Lines of data
□ □ □

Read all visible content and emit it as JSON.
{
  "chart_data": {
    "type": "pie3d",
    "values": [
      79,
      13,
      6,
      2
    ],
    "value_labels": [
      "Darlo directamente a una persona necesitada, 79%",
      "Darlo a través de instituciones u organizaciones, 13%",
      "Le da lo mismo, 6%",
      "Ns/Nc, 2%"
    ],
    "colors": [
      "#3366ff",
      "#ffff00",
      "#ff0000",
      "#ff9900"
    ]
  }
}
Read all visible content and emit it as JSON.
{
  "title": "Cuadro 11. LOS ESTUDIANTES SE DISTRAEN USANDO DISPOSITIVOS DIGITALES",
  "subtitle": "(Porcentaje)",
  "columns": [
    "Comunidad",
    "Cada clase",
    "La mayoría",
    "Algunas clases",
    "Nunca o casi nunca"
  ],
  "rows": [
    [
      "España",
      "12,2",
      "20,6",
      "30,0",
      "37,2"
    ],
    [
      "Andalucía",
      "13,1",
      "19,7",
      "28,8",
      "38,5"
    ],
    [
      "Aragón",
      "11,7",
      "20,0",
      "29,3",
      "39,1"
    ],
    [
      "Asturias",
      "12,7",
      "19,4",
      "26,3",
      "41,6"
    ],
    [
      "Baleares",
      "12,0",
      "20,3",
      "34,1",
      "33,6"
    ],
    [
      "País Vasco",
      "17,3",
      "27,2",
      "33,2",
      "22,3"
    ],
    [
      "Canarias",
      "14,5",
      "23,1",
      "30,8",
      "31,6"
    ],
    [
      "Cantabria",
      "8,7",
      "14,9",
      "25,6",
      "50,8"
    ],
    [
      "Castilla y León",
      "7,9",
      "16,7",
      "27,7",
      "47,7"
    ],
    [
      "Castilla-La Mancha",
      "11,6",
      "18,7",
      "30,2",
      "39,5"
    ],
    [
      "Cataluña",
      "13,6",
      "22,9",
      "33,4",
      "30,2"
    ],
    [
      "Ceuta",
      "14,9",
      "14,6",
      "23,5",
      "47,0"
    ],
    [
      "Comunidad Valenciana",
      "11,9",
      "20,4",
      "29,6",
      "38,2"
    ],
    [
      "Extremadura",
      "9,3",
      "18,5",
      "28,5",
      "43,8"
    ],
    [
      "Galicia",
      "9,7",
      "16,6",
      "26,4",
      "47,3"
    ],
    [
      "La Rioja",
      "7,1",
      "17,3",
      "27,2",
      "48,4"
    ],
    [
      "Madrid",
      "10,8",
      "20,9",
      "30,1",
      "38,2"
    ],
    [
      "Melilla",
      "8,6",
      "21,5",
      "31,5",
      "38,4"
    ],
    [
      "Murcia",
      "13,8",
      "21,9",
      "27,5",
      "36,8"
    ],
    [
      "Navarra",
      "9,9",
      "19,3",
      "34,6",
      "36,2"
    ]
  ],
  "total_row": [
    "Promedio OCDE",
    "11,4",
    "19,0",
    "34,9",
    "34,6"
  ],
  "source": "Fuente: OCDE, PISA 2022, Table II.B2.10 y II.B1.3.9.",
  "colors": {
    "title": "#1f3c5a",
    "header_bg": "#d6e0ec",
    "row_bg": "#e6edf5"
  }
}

□ □ □

_Required task:_
Where a line of the material above holds the string "Darlo", copy that line.

_Task response:_
      "Darlo directamente a una persona necesitada, 79%",
      "Darlo a través de instituciones u organizaciones, 13%",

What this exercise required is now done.